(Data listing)
···

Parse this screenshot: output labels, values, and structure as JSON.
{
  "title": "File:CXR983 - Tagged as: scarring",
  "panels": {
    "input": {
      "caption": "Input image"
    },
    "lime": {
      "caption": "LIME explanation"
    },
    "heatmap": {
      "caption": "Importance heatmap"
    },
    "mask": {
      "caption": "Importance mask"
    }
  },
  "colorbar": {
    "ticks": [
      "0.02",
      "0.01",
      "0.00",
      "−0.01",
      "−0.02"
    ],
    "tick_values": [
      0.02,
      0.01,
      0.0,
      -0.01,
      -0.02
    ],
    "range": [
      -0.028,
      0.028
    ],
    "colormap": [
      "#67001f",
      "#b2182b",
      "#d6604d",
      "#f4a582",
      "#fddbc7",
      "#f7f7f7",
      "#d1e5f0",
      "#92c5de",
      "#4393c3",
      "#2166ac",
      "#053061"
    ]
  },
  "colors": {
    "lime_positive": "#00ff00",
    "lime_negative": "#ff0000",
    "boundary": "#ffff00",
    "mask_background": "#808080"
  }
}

···

• The exercise
Restate the whole of the material exactly.

• Answer to this task
Parse this screenshot: output labels, values, and structure as JSON.
{
  "title": "File:CXR983 - Tagged as: scarring",
  "panels": {
    "input": {
      "caption": "Input image"
    },
    "lime": {
      "caption": "LIME explanation"
    },
    "heatmap": {
      "caption": "Importance heatmap"
    },
    "mask": {
      "caption": "Importance mask"
    }
  },
  "colorbar": {
    "ticks": [
      "0.02",
      "0.01",
      "0.00",
      "−0.01",
      "−0.02"
    ],
    "tick_values": [
      0.02,
      0.01,
      0.0,
      -0.01,
      -0.02
    ],
    "range": [
      -0.028,
      0.028
    ],
    "colormap": [
      "#67001f",
      "#b2182b",
      "#d6604d",
      "#f4a582",
      "#fddbc7",
      "#f7f7f7",
      "#d1e5f0",
      "#92c5de",
      "#4393c3",
      "#2166ac",
      "#053061"
    ]
  },
  "colors": {
    "lime_positive": "#00ff00",
    "lime_negative": "#ff0000",
    "boundary": "#ffff00",
    "mask_background": "#808080"
  }
}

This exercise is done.